### PROBLEM TO WORK ON
Extend the piece about the Theo Chocolate factory in Fremont, picking up right after its final sentence.

Written by Dani Knapstad on June 5th, 2010 | Comments View Comments

Nestled on a side street of Fremont sits an old brick building; it doesn’t look like much, but appearances can often be deceiving. Take a minute to investigate it further and you’ll realize the unique thing about this building is that it smells like a giant brownie. Now you may wonder why there are wafts of chocolaty goodness blowing in the breeze luring in passersby left and right. The reason is simple. Theo Chocolate calls this place home; proudly holding the title of the only organic, fair trade, bean-to-bar chocolate factory in the United States.

It's hard to go wrong with these tasty morsels!

Inside the small shop fresh made chocolate truffles and chocolate bars are displayed, as well as numerous other chocolate products available for purchase; lotion, beer & wine chocolate pairing kits and sipping chocolate just to mention a few. Marble slabs are placed on the tables with little nibbles of their luscious chocolate in various flavors enticing the customers to linger a while and try their delicious wares. Sample some of their intriguing flavor combinations like the Coconut Curry (milk chocolate with toasted coconut and savory curry spices), Bread and Chocolate (dark chocolate with buttery, toasted artisan breadcrumbs), Nib Brittle (dark chocolate with organic roasted cocoa nibs in sweet & crunchy brittle) or one of the fabulous Origins bars which have distinctive flavors depending on the region the cocoa beans came from. Scope out the goods and browse the list of chocolates on display while you decide which of the sweet tidbits will be finding its way home with you.

### RAW DATA
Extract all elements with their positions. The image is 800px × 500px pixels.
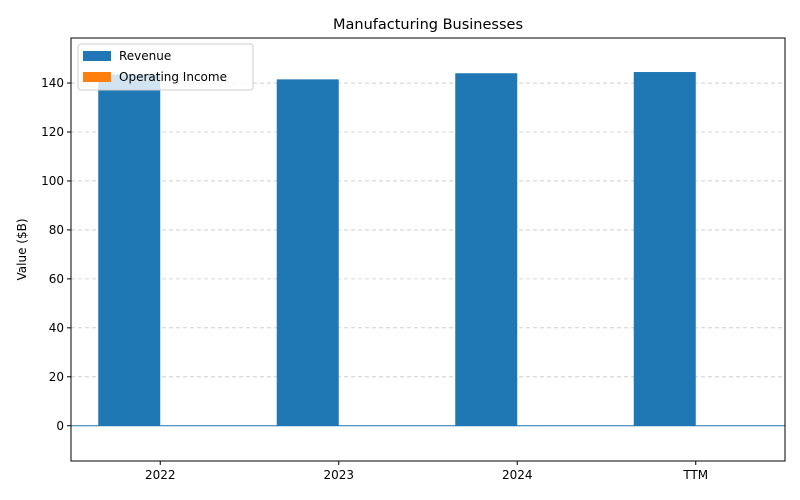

### EXERCISE RESPONSE
Or you can do more than just graze; Theo Chocolate offers a variety of events and classes to participate in! Did someone say Yoga & Chocolate and Ice Cream Socials? Oh and don’t forget the popular factory tours either. Join the other customers near the fireplace as they excitedly await the start of the next tour. A tour which is not only interesting and educational, but a great way to spend a rainy Seattle afternoon for just $6! You get to sample bits of chocolate throughout the entire tour! They offer public tours 7 days a week, but it’s best to call ahead and make reservations due to their popularity. It is guaranteed to be the best time you’ll ever have in a spiffy blue hairnet! So swing on by and try some purely delicious chocolate….and remember dads like chocolate too and Father’s Day is just around the corner.

Theo Chocolate
3400 Phinney Ave. N.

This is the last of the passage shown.